* **TASK STATEMENT**: Omit the pictures from the entries below and retype everything else exactly.

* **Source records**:
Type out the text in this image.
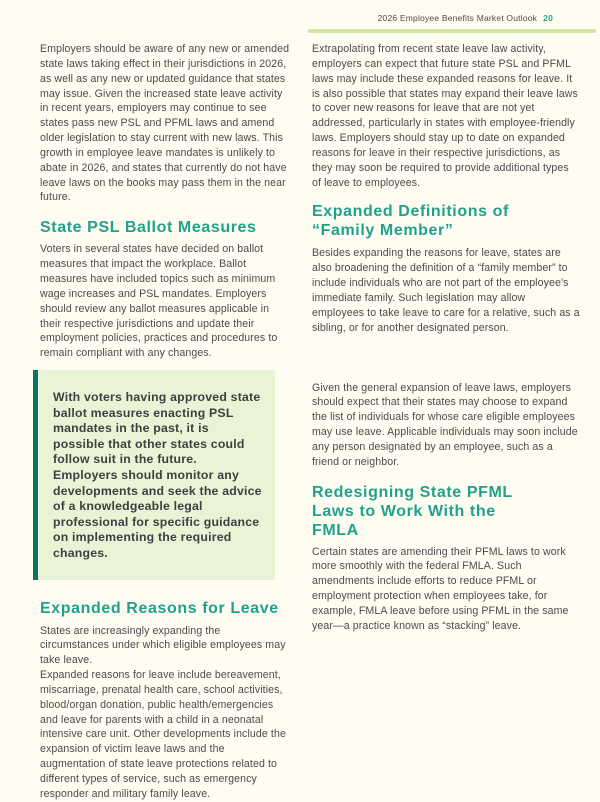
2026 Employee Benefits Market Outlook 20

Employers should be aware of any new or amended state laws taking effect in their jurisdictions in 2026, as well as any new or updated guidance that states may issue. Given the increased state leave activity in recent years, employers may continue to see states pass new PSL and PFML laws and amend older legislation to stay current with new laws. This growth in employee leave mandates is unlikely to abate in 2026, and states that currently do not have leave laws on the books may pass them in the near future.

State PSL Ballot Measures

Voters in several states have decided on ballot measures that impact the workplace. Ballot measures have included topics such as minimum wage increases and PSL mandates. Employers should review any ballot measures applicable in their respective jurisdictions and update their employment policies, practices and procedures to remain compliant with any changes.

With voters having approved state ballot measures enacting PSL mandates in the past, it is possible that other states could follow suit in the future. Employers should monitor any developments and seek the advice of a knowledgeable legal professional for specific guidance on implementing the required changes.

Expanded Reasons for Leave

States are increasingly expanding the circumstances under which eligible employees may take leave.

Expanded reasons for leave include bereavement, miscarriage, prenatal health care, school activities, blood/organ donation, public health/emergencies and leave for parents with a child in a neonatal intensive care unit. Other developments include the expansion of victim leave laws and the augmentation of state leave protections related to different types of service, such as emergency responder and military family leave.

Extrapolating from recent state leave law activity, employers can expect that future state PSL and PFML laws may include these expanded reasons for leave. It is also possible that states may expand their leave laws to cover new reasons for leave that are not yet addressed, particularly in states with employee-friendly laws. Employers should stay up to date on expanded reasons for leave in their respective jurisdictions, as they may soon be required to provide additional types of leave to employees.

Expanded Definitions of “Family Member”

Besides expanding the reasons for leave, states are also broadening the definition of a “family member” to include individuals who are not part of the employee's immediate family. Such legislation may allow employees to take leave to care for a relative, such as a sibling, or for another designated person.

Given the general expansion of leave laws, employers should expect that their states may choose to expand the list of individuals for whose care eligible employees may use leave. Applicable individuals may soon include any person designated by an employee, such as a friend or neighbor.

Redesigning State PFML Laws to Work With the FMLA

Certain states are amending their PFML laws to work more smoothly with the federal FMLA. Such amendments include efforts to reduce PFML or employment protection when employees take, for example, FMLA leave before using PFML in the same year—a practice known as “stacking” leave.
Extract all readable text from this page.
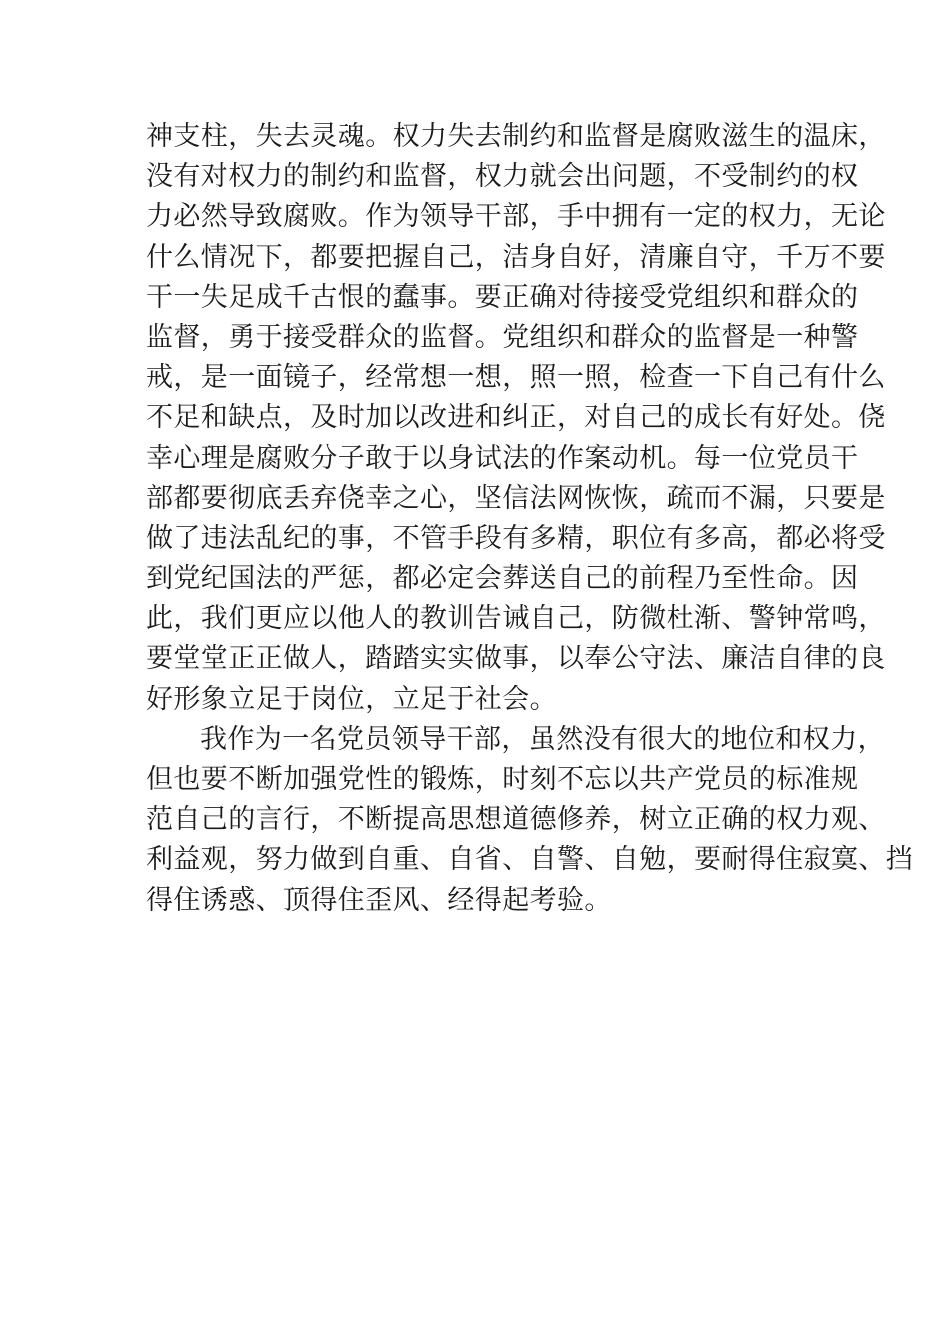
神支柱，失去灵魂。权力失去制约和监督是腐败滋生的温床，
没有对权力的制约和监督，权力就会出问题，不受制约的权
力必然导致腐败。作为领导干部，手中拥有一定的权力，无论
什么情况下，都要把握自己，洁身自好，清廉自守，千万不要
干一失足成千古恨的蠢事。要正确对待接受党组织和群众的
监督，勇于接受群众的监督。党组织和群众的监督是一种警
戒，是一面镜子，经常想一想，照一照，检查一下自己有什么
不足和缺点，及时加以改进和纠正，对自己的成长有好处。侥
幸心理是腐败分子敢于以身试法的作案动机。每一位党员干
部都要彻底丢弃侥幸之心，坚信法网恢恢，疏而不漏，只要是
做了违法乱纪的事，不管手段有多精，职位有多高，都必将受
到党纪国法的严惩，都必定会葬送自己的前程乃至性命。因
此，我们更应以他人的教训告诫自己，防微杜渐、警钟常鸣，
要堂堂正正做人，踏踏实实做事，以奉公守法、廉洁自律的良
好形象立足于岗位，立足于社会。
我作为一名党员领导干部，虽然没有很大的地位和权力，
但也要不断加强党性的锻炼，时刻不忘以共产党员的标准规
范自己的言行，不断提高思想道德修养，树立正确的权力观、
利益观，努力做到自重、自省、自警、自勉，要耐得住寂寞、挡
得住诱惑、顶得住歪风、经得起考验。
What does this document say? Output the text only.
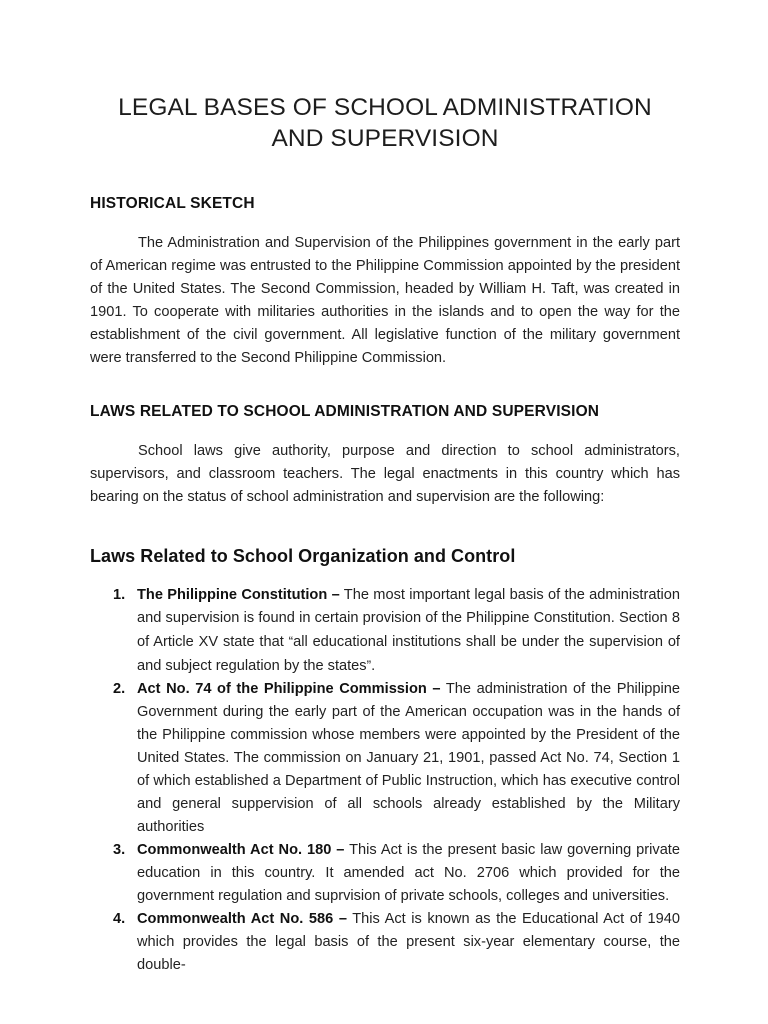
LEGAL BASES OF SCHOOL ADMINISTRATION
AND SUPERVISION
HISTORICAL SKETCH

The Administration and Supervision of the Philippines government in the early part of American regime was entrusted to the Philippine Commission appointed by the president of the United States. The Second Commission, headed by William H. Taft, was created in 1901. To cooperate with militaries authorities in the islands and to open the way for the establishment of the civil government. All legislative function of the military government were transferred to the Second Philippine Commission.

LAWS RELATED TO SCHOOL ADMINISTRATION AND SUPERVISION

School laws give authority, purpose and direction to school administrators, supervisors, and classroom teachers. The legal enactments in this country which has bearing on the status of school administration and supervision are the following:

Laws Related to School Organization and Control
1. The Philippine Constitution – The most important legal basis of the administration and supervision is found in certain provision of the Philippine Constitution. Section 8 of Article XV state that “all educational institutions shall be under the supervision of and subject regulation by the states”.
2. Act No. 74 of the Philippine Commission – The administration of the Philippine Government during the early part of the American occupation was in the hands of the Philippine commission whose members were appointed by the President of the United States. The commission on January 21, 1901, passed Act No. 74, Section 1 of which established a Department of Public Instruction, which has executive control and general suppervision of all schools already established by the Military authorities
3. Commonwealth Act No. 180 – This Act is the present basic law governing private education in this country. It amended act No. 2706 which provided for the government regulation and suprvision of private schools, colleges and universities.
4. Commonwealth Act No. 586 – This Act is known as the Educational Act of 1940 which provides the legal basis of the present six-year elementary course, the double-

* **SOLUTION FOR THIS EXERCISE**:
Type out the text in this image.
2026 Employee Benefits Market Outlook 20

Employers should be aware of any new or amended state laws taking effect in their jurisdictions in 2026, as well as any new or updated guidance that states may issue. Given the increased state leave activity in recent years, employers may continue to see states pass new PSL and PFML laws and amend older legislation to stay current with new laws. This growth in employee leave mandates is unlikely to abate in 2026, and states that currently do not have leave laws on the books may pass them in the near future.

State PSL Ballot Measures

Voters in several states have decided on ballot measures that impact the workplace. Ballot measures have included topics such as minimum wage increases and PSL mandates. Employers should review any ballot measures applicable in their respective jurisdictions and update their employment policies, practices and procedures to remain compliant with any changes.

With voters having approved state ballot measures enacting PSL mandates in the past, it is possible that other states could follow suit in the future. Employers should monitor any developments and seek the advice of a knowledgeable legal professional for specific guidance on implementing the required changes.

Expanded Reasons for Leave

States are increasingly expanding the circumstances under which eligible employees may take leave.

Expanded reasons for leave include bereavement, miscarriage, prenatal health care, school activities, blood/organ donation, public health/emergencies and leave for parents with a child in a neonatal intensive care unit. Other developments include the expansion of victim leave laws and the augmentation of state leave protections related to different types of service, such as emergency responder and military family leave.

Extrapolating from recent state leave law activity, employers can expect that future state PSL and PFML laws may include these expanded reasons for leave. It is also possible that states may expand their leave laws to cover new reasons for leave that are not yet addressed, particularly in states with employee-friendly laws. Employers should stay up to date on expanded reasons for leave in their respective jurisdictions, as they may soon be required to provide additional types of leave to employees.

Expanded Definitions of “Family Member”

Besides expanding the reasons for leave, states are also broadening the definition of a “family member” to include individuals who are not part of the employee's immediate family. Such legislation may allow employees to take leave to care for a relative, such as a sibling, or for another designated person.

Given the general expansion of leave laws, employers should expect that their states may choose to expand the list of individuals for whose care eligible employees may use leave. Applicable individuals may soon include any person designated by an employee, such as a friend or neighbor.

Redesigning State PFML Laws to Work With the FMLA

Certain states are amending their PFML laws to work more smoothly with the federal FMLA. Such amendments include efforts to reduce PFML or employment protection when employees take, for example, FMLA leave before using PFML in the same year—a practice known as “stacking” leave.
Extract all readable text from this page.
神支柱，失去灵魂。权力失去制约和监督是腐败滋生的温床，
没有对权力的制约和监督，权力就会出问题，不受制约的权
力必然导致腐败。作为领导干部，手中拥有一定的权力，无论
什么情况下，都要把握自己，洁身自好，清廉自守，千万不要
干一失足成千古恨的蠢事。要正确对待接受党组织和群众的
监督，勇于接受群众的监督。党组织和群众的监督是一种警
戒，是一面镜子，经常想一想，照一照，检查一下自己有什么
不足和缺点，及时加以改进和纠正，对自己的成长有好处。侥
幸心理是腐败分子敢于以身试法的作案动机。每一位党员干
部都要彻底丢弃侥幸之心，坚信法网恢恢，疏而不漏，只要是
做了违法乱纪的事，不管手段有多精，职位有多高，都必将受
到党纪国法的严惩，都必定会葬送自己的前程乃至性命。因
此，我们更应以他人的教训告诫自己，防微杜渐、警钟常鸣，
要堂堂正正做人，踏踏实实做事，以奉公守法、廉洁自律的良
好形象立足于岗位，立足于社会。
我作为一名党员领导干部，虽然没有很大的地位和权力，
但也要不断加强党性的锻炼，时刻不忘以共产党员的标准规
范自己的言行，不断提高思想道德修养，树立正确的权力观、
利益观，努力做到自重、自省、自警、自勉，要耐得住寂寞、挡
得住诱惑、顶得住歪风、经得起考验。
What does this document say? Output the text only.
LEGAL BASES OF SCHOOL ADMINISTRATION
AND SUPERVISION
HISTORICAL SKETCH

The Administration and Supervision of the Philippines government in the early part of American regime was entrusted to the Philippine Commission appointed by the president of the United States. The Second Commission, headed by William H. Taft, was created in 1901. To cooperate with militaries authorities in the islands and to open the way for the establishment of the civil government. All legislative function of the military government were transferred to the Second Philippine Commission.

LAWS RELATED TO SCHOOL ADMINISTRATION AND SUPERVISION

School laws give authority, purpose and direction to school administrators, supervisors, and classroom teachers. The legal enactments in this country which has bearing on the status of school administration and supervision are the following:

Laws Related to School Organization and Control
1. The Philippine Constitution – The most important legal basis of the administration and supervision is found in certain provision of the Philippine Constitution. Section 8 of Article XV state that “all educational institutions shall be under the supervision of and subject regulation by the states”.
2. Act No. 74 of the Philippine Commission – The administration of the Philippine Government during the early part of the American occupation was in the hands of the Philippine commission whose members were appointed by the President of the United States. The commission on January 21, 1901, passed Act No. 74, Section 1 of which established a Department of Public Instruction, which has executive control and general suppervision of all schools already established by the Military authorities
3. Commonwealth Act No. 180 – This Act is the present basic law governing private education in this country. It amended act No. 2706 which provided for the government regulation and suprvision of private schools, colleges and universities.
4. Commonwealth Act No. 586 – This Act is known as the Educational Act of 1940 which provides the legal basis of the present six-year elementary course, the double-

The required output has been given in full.